**WHAT THE TASK ASKS:** In the material below, list every line carrying the string "rate".

**DATASET EXTRACT:**
<<<<
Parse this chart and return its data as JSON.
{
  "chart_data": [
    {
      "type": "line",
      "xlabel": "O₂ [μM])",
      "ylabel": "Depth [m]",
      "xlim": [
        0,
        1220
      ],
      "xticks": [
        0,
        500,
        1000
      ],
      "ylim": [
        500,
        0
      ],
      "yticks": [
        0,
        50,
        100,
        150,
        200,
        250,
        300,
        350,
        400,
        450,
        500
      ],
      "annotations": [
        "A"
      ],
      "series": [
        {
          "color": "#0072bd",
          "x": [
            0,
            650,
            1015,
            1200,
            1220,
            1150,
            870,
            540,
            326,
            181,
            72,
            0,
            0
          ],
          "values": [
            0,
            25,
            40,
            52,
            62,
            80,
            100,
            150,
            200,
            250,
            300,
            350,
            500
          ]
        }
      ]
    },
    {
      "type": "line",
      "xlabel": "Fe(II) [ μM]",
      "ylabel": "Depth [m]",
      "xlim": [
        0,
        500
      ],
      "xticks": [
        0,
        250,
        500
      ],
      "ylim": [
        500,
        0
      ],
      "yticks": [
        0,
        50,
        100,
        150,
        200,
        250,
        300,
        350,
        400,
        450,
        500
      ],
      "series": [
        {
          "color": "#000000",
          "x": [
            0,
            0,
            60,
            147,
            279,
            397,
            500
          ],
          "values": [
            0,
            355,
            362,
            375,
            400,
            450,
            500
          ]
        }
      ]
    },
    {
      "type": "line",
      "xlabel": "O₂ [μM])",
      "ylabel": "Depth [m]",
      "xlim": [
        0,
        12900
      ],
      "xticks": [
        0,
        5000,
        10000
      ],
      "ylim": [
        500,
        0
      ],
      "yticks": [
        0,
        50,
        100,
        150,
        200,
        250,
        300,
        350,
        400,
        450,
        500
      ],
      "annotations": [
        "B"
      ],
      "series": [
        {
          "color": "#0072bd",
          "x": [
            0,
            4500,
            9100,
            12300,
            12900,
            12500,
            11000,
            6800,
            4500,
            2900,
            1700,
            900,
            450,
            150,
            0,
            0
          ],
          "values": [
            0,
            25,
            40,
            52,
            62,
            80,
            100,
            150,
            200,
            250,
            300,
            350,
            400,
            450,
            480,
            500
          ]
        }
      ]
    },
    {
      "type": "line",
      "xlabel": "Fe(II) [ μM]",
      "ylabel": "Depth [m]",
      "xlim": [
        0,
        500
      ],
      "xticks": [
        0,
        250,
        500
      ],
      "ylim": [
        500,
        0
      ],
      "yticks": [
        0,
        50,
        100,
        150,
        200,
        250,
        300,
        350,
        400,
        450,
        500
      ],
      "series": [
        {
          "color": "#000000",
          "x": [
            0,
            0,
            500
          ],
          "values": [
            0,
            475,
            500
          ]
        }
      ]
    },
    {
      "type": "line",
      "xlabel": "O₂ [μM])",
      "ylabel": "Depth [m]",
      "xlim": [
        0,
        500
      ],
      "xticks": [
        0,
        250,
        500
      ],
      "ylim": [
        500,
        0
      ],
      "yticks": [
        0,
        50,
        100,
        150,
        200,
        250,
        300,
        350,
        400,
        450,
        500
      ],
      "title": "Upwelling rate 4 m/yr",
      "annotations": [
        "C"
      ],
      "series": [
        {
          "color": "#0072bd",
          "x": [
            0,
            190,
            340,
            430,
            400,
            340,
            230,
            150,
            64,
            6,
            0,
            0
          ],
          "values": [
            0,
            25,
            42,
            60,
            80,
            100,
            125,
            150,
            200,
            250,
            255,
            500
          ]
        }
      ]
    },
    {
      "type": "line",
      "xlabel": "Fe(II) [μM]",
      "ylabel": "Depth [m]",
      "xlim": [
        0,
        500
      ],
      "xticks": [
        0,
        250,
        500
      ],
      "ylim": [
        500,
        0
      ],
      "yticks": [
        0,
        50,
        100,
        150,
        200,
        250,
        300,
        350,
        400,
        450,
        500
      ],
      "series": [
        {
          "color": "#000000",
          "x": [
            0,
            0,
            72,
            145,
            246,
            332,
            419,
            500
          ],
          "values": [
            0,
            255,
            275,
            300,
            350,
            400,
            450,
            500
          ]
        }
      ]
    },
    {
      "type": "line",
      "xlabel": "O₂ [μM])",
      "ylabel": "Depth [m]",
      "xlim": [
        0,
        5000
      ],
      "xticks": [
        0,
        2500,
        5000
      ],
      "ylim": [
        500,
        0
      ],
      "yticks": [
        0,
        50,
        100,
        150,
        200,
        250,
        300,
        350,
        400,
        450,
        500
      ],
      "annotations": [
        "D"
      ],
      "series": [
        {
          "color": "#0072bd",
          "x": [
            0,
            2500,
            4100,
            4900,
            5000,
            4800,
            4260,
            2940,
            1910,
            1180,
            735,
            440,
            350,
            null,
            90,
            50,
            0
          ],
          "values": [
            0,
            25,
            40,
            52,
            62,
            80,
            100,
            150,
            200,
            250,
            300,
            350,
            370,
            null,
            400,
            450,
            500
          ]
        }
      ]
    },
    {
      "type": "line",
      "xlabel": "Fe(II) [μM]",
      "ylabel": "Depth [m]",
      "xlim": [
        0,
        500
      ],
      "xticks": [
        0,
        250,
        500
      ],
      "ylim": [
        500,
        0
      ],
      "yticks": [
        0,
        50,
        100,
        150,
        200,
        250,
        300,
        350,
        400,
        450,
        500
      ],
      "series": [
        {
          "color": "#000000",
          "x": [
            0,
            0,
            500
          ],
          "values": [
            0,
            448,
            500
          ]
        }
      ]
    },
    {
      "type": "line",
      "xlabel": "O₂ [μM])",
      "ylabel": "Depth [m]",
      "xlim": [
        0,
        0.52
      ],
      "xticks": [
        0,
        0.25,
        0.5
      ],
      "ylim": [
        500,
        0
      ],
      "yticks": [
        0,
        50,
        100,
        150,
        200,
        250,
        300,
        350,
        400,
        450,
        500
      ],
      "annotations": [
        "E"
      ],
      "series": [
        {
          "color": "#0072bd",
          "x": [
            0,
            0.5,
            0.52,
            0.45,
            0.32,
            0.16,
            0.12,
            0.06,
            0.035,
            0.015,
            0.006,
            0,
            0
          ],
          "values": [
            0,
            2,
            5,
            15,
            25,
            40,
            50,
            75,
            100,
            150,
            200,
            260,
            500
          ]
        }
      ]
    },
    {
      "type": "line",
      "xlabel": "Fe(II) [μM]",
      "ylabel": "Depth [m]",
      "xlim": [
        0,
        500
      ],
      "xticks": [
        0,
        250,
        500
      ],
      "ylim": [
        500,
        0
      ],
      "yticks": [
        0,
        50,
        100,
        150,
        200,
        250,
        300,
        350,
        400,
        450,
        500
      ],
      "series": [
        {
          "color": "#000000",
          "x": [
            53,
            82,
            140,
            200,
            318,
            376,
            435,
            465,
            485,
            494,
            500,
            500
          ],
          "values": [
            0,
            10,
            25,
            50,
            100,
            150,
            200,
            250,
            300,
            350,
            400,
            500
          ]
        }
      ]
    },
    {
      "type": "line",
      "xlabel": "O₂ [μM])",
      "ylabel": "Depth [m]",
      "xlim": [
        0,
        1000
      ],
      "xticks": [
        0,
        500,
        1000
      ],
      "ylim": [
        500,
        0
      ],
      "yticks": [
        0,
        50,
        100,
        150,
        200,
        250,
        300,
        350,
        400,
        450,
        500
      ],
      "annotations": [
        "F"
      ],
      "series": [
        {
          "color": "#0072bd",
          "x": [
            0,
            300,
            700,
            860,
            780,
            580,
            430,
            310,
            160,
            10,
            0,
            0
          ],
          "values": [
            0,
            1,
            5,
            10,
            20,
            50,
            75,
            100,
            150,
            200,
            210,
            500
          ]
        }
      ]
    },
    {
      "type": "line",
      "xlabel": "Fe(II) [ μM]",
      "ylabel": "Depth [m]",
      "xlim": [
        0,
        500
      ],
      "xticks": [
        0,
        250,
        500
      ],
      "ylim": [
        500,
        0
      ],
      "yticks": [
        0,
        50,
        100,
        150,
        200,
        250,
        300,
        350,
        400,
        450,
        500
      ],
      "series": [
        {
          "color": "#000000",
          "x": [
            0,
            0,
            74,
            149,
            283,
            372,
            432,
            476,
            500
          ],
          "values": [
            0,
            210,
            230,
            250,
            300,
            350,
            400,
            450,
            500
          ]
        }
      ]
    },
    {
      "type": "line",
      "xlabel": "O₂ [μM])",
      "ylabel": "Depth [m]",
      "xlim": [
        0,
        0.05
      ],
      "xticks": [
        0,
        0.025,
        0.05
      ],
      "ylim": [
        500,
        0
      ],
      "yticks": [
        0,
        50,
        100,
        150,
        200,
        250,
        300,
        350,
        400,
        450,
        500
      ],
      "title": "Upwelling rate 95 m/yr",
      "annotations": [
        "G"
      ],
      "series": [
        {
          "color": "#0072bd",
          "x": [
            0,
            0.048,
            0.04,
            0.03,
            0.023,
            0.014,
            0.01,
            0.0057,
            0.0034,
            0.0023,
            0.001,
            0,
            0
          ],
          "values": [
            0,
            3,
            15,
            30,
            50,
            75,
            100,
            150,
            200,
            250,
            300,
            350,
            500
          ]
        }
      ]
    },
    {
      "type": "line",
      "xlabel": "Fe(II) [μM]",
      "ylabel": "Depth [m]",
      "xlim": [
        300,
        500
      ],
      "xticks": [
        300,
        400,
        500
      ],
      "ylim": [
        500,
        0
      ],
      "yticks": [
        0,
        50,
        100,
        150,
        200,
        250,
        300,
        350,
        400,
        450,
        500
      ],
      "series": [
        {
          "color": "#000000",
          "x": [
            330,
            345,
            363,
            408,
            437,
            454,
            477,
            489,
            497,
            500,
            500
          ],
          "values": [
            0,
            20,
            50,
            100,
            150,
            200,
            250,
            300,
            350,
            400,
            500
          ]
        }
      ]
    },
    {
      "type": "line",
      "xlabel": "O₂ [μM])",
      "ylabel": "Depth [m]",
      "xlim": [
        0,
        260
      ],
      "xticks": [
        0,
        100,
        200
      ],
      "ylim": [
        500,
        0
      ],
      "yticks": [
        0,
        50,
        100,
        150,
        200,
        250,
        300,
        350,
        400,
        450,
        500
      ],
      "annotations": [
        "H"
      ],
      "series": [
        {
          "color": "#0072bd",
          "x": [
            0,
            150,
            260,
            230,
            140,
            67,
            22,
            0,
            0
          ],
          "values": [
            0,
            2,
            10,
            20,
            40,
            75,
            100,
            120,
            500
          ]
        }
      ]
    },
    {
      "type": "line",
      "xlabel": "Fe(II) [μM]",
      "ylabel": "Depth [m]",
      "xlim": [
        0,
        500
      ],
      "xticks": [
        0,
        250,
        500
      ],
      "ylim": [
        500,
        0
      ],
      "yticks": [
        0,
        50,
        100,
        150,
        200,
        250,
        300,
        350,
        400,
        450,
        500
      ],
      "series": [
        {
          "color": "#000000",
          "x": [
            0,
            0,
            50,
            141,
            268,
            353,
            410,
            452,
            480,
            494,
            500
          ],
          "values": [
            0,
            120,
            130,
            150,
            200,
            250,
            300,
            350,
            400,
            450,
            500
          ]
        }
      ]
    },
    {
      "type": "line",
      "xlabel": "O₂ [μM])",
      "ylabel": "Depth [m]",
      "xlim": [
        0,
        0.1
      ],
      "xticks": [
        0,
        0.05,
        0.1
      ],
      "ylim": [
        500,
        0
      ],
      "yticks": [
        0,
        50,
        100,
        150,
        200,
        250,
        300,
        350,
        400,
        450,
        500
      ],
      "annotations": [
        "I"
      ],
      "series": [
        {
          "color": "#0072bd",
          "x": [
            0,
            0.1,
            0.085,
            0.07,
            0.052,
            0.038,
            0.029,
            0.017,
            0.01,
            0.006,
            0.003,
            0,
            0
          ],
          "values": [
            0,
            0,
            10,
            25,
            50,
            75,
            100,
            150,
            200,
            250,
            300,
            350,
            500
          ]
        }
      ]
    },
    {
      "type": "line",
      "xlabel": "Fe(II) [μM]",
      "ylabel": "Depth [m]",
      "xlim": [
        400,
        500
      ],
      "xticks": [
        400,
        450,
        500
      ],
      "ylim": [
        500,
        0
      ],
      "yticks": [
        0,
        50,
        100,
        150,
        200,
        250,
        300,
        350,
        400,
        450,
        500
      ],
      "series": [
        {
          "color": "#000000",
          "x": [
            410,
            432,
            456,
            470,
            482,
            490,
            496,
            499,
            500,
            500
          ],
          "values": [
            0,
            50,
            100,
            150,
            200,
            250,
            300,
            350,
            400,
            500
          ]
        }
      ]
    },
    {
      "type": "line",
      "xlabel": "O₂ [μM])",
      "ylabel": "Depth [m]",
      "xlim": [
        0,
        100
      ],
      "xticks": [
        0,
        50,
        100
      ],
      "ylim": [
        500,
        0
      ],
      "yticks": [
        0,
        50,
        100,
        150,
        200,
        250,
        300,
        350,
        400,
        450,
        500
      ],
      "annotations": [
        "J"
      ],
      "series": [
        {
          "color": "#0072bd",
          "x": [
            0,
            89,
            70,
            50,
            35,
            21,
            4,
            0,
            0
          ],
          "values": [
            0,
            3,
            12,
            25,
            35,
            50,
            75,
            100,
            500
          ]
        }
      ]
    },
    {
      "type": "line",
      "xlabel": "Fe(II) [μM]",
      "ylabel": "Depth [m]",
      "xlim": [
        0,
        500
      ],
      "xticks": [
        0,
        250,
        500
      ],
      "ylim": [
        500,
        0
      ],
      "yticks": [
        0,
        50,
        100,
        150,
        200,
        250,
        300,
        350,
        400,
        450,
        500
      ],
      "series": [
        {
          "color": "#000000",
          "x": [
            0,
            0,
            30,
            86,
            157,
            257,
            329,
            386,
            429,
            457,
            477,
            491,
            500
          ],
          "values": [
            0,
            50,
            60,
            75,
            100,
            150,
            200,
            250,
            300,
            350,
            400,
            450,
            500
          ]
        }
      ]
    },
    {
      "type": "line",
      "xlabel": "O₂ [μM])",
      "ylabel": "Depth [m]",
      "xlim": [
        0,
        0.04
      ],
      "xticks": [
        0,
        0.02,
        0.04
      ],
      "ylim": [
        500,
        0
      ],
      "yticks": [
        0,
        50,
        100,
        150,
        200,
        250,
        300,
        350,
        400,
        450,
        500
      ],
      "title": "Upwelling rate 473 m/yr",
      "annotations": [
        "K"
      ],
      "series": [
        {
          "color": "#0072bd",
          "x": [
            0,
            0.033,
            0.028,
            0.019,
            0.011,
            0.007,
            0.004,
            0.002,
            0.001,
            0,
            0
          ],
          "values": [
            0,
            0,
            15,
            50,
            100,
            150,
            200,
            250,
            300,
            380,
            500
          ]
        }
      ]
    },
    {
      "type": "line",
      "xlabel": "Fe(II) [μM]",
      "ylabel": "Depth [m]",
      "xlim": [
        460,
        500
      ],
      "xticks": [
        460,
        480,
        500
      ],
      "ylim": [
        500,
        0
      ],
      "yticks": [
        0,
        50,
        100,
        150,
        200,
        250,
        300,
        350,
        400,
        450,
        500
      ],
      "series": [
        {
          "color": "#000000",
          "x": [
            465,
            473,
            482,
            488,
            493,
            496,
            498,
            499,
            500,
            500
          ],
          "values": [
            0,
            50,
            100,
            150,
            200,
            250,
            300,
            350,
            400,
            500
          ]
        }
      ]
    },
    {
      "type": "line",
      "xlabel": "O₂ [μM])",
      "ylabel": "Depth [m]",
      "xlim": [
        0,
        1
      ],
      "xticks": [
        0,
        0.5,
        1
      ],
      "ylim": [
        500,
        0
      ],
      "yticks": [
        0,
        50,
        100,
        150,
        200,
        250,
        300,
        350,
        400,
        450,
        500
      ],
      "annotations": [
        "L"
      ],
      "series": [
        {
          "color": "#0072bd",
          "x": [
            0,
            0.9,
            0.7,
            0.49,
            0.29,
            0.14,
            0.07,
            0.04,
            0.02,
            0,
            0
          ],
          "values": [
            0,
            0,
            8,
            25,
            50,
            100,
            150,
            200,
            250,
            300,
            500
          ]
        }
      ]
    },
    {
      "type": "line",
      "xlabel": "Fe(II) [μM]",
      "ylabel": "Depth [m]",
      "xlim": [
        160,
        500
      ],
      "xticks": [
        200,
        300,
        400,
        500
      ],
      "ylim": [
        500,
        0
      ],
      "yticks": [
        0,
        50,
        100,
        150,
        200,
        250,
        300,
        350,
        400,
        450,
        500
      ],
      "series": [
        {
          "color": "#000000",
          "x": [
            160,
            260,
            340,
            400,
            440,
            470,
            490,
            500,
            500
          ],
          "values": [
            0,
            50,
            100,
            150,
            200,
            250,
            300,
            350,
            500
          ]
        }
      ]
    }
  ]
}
>>>>
**FULL OUTPUT:**
      "title": "Upwelling rate 4 m/yr",
      "title": "Upwelling rate 95 m/yr",
      "title": "Upwelling rate 473 m/yr",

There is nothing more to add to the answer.